▸ EXERCISE DESCRIPTION:
Copy out the listing that follows, exact in every word, and skip the images.
╭─ RECORDS PROVIDED
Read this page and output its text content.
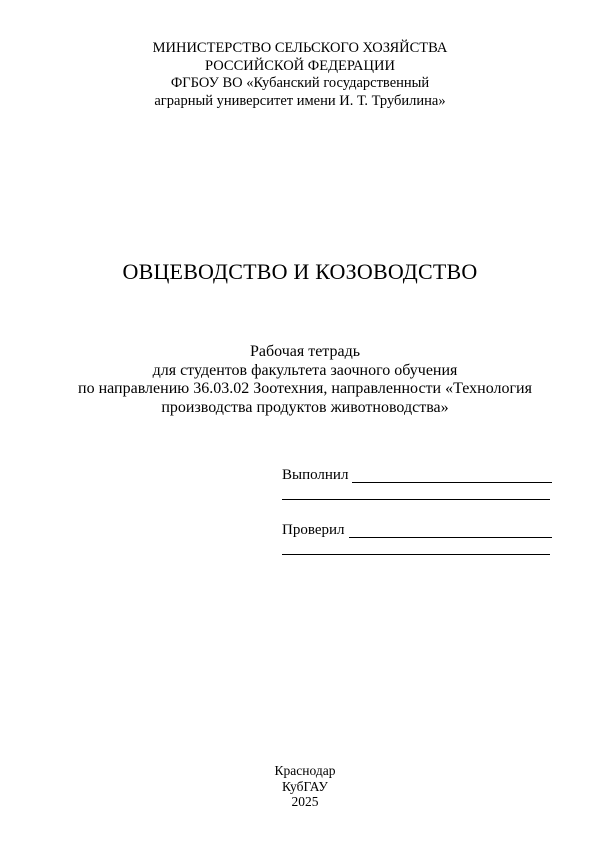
МИНИСТЕРСТВО СЕЛЬСКОГО ХОЗЯЙСТВА
РОССИЙСКОЙ ФЕДЕРАЦИИ
ФГБОУ ВО «Кубанский государственный
аграрный университет имени И. Т. Трубилина»
ОВЦЕВОДСТВО И КОЗОВОДСТВО
Рабочая тетрадь
для студентов факультета заочного обучения
по направлению 36.03.02 Зоотехния, направленности «Технология
производства продуктов животноводства»
Выполнил
Проверил
Краснодар
КубГАУ
2025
╰─
▸ EXPECTED ANSWER:
Read this page and output its text content.
МИНИСТЕРСТВО СЕЛЬСКОГО ХОЗЯЙСТВА
РОССИЙСКОЙ ФЕДЕРАЦИИ
ФГБОУ ВО «Кубанский государственный
аграрный университет имени И. Т. Трубилина»
ОВЦЕВОДСТВО И КОЗОВОДСТВО
Рабочая тетрадь
для студентов факультета заочного обучения
по направлению 36.03.02 Зоотехния, направленности «Технология
производства продуктов животноводства»
Выполнил
Проверил
Краснодар
КубГАУ
2025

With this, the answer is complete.